# [Objective]
Answer with a single number: how many lines in the listing below include "Proportion"?

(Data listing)
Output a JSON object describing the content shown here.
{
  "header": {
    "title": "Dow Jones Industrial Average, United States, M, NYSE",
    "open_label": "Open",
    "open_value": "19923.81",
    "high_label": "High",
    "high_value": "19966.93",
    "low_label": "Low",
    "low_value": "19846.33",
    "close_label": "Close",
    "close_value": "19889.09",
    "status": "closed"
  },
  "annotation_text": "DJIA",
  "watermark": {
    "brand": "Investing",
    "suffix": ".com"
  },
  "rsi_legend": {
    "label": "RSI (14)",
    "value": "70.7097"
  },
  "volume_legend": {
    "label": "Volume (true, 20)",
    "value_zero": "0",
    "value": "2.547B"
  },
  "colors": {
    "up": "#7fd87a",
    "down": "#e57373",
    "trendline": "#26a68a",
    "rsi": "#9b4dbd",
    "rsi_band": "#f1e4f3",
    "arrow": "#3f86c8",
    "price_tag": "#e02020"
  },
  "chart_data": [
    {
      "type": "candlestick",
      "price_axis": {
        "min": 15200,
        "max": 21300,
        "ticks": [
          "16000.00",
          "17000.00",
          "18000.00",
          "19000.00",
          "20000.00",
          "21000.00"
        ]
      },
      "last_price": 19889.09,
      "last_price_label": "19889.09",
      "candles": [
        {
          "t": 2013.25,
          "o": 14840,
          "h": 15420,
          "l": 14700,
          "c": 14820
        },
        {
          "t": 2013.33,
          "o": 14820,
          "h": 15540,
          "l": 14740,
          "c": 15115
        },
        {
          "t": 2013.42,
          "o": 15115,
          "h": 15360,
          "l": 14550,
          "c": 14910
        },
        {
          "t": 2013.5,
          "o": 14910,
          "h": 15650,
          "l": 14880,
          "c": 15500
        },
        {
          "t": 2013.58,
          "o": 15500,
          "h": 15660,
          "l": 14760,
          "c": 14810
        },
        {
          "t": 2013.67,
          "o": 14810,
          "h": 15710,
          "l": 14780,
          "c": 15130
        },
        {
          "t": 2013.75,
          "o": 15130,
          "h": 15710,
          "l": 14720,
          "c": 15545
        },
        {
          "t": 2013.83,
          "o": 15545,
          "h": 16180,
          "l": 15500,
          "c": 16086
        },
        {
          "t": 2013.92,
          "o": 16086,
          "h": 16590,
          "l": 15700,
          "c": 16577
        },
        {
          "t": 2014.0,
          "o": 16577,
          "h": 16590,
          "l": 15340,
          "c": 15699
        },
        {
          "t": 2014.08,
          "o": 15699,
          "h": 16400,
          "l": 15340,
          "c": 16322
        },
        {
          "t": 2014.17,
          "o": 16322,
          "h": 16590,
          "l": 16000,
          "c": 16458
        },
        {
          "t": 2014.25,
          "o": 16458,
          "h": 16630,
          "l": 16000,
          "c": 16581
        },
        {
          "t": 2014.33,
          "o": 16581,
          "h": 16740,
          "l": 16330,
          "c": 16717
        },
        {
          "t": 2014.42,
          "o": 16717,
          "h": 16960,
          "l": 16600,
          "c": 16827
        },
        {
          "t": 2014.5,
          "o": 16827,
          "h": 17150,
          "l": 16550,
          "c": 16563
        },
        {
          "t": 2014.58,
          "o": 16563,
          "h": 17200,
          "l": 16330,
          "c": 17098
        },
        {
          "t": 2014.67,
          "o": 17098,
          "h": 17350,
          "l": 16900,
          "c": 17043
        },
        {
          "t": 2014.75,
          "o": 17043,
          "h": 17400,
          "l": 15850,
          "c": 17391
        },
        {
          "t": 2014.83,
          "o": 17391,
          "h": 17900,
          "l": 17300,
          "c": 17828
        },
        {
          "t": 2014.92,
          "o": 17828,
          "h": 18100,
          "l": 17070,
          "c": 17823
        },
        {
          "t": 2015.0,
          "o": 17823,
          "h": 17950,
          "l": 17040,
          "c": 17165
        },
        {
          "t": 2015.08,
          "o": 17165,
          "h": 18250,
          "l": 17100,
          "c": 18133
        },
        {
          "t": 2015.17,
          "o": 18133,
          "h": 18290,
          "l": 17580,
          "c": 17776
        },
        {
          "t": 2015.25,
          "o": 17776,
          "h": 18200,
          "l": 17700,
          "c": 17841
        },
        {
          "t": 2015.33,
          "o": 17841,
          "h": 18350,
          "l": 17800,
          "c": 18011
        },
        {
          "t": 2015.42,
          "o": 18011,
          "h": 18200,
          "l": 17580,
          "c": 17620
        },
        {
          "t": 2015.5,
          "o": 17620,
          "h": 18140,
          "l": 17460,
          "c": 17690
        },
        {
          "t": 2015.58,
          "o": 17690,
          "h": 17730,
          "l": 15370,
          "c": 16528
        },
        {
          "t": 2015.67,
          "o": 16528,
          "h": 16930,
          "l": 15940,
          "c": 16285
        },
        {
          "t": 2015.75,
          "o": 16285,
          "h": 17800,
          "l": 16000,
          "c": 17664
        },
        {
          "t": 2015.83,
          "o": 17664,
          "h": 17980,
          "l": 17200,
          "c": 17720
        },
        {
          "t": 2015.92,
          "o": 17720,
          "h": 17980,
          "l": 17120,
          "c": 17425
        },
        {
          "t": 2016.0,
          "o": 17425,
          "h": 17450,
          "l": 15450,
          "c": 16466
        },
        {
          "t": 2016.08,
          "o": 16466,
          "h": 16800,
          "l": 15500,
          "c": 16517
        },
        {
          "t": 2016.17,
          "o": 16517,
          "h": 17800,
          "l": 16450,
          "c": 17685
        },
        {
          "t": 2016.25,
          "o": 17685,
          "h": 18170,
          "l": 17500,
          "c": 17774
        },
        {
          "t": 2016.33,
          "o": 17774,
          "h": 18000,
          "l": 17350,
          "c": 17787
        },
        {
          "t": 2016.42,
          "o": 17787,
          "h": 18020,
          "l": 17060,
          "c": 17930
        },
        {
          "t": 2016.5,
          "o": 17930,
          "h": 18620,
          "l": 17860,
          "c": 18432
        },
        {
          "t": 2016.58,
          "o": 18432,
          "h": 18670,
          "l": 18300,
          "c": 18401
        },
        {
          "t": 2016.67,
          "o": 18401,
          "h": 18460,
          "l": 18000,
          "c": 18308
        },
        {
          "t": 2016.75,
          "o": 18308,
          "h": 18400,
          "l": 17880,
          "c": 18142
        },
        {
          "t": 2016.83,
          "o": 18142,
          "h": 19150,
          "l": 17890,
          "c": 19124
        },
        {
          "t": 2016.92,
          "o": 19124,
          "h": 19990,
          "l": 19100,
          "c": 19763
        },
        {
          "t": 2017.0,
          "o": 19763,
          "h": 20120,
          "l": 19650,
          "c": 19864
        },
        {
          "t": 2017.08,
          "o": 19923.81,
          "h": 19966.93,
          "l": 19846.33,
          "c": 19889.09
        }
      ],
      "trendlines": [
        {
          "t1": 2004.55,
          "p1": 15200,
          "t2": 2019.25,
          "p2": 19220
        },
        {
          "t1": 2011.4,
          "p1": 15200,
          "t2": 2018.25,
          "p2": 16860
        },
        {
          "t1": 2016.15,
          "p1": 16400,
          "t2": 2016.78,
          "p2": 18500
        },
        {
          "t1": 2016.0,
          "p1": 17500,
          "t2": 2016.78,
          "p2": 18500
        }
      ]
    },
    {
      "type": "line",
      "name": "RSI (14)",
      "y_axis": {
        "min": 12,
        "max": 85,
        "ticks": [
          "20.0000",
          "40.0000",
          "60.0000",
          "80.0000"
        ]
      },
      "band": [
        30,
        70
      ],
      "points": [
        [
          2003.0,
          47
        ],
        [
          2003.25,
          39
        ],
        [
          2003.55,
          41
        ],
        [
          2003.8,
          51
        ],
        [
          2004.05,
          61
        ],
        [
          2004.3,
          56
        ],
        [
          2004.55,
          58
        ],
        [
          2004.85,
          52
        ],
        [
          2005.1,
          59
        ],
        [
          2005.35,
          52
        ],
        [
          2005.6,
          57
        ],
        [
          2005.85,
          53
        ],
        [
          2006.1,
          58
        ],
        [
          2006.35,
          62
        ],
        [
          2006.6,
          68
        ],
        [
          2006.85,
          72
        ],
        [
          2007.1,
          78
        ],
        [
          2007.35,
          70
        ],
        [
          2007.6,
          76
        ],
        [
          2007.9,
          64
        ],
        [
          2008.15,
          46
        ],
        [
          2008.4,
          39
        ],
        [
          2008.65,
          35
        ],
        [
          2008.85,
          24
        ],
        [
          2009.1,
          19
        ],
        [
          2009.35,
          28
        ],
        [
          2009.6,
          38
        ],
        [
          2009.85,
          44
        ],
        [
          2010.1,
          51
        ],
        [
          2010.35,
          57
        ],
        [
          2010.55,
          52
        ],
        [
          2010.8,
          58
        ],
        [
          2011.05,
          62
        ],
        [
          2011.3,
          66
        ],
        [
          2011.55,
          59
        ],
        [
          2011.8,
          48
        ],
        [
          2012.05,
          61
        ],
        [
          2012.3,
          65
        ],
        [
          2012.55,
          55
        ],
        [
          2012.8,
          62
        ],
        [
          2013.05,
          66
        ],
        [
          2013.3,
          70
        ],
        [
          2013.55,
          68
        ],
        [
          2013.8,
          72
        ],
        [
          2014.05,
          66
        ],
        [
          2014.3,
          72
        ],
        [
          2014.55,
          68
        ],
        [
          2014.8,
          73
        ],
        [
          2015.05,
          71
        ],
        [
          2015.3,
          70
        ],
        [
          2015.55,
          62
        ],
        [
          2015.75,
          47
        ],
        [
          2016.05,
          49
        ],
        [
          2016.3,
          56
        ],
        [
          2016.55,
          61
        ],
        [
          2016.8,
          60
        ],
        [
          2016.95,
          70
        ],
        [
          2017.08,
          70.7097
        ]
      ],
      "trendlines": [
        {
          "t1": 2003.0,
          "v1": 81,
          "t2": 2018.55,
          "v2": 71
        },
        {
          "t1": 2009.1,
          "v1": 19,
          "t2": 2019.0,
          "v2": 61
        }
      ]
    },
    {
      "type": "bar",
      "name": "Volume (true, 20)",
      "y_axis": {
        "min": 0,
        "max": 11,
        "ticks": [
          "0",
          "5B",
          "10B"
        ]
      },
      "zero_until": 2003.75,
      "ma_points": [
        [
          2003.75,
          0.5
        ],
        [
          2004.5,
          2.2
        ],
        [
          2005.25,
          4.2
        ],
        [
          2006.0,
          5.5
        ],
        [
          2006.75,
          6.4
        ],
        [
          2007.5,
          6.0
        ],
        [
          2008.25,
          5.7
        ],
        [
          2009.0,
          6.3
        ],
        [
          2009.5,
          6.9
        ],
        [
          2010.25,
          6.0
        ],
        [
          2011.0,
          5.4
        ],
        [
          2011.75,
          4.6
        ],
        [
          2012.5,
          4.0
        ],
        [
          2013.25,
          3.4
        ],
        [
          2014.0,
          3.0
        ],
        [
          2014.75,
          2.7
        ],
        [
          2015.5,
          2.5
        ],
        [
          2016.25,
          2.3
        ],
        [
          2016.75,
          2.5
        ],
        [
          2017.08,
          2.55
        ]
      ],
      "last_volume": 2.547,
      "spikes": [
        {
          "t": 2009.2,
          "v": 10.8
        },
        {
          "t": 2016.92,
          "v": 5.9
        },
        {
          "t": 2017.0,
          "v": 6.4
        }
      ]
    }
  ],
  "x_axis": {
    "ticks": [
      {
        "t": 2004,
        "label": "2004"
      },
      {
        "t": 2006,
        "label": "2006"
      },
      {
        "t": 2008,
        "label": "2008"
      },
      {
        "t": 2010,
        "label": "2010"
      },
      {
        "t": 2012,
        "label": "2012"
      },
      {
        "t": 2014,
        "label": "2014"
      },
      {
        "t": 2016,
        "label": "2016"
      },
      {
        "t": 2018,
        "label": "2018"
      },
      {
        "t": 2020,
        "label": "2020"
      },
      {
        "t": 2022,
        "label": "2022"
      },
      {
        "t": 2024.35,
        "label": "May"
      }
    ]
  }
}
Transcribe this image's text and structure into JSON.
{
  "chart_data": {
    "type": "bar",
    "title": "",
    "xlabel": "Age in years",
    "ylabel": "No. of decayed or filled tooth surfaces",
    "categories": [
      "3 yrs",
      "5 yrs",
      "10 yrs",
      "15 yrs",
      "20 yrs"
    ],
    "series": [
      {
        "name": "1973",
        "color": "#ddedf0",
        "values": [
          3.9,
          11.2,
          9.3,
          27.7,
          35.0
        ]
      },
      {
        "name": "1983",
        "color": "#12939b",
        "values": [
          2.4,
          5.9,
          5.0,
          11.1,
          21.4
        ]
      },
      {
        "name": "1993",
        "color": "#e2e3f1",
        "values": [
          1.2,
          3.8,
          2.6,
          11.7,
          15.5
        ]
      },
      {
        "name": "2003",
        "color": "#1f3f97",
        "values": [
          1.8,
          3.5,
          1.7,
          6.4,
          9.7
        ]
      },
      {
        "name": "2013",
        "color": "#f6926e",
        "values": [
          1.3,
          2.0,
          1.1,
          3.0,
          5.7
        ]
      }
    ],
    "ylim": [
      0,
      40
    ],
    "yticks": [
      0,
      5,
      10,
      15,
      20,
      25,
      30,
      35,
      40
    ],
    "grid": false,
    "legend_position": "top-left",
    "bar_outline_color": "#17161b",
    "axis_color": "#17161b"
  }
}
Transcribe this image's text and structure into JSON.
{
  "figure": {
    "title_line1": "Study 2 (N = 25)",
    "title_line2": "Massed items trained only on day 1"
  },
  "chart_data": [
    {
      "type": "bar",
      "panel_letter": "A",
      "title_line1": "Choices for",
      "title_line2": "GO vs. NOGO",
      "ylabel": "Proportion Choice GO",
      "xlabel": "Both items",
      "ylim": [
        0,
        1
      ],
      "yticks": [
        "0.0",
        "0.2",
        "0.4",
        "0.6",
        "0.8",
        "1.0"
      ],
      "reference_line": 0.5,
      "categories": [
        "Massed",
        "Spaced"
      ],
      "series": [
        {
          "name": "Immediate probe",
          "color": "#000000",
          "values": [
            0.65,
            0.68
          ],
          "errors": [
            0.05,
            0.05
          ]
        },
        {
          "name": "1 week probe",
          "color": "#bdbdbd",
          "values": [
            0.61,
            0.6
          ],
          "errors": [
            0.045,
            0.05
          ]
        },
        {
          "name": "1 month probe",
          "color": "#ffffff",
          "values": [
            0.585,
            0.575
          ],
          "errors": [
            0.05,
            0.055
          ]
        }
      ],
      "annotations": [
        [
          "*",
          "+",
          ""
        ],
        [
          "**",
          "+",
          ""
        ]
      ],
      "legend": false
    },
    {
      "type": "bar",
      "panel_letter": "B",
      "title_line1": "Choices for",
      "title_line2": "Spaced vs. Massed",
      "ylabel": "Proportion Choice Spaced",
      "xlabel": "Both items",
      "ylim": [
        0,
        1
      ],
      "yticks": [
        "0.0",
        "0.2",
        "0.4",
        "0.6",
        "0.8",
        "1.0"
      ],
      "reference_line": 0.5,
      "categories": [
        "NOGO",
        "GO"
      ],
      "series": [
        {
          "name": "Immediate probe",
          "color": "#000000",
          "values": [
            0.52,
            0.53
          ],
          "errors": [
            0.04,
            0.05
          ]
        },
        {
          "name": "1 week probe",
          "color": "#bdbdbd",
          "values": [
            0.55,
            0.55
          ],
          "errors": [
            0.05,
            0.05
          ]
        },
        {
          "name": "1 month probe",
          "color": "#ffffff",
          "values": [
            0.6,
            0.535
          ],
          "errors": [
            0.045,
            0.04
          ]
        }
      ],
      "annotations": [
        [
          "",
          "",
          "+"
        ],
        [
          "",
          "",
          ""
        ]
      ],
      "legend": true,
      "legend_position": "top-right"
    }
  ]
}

# [Exercise solution]
2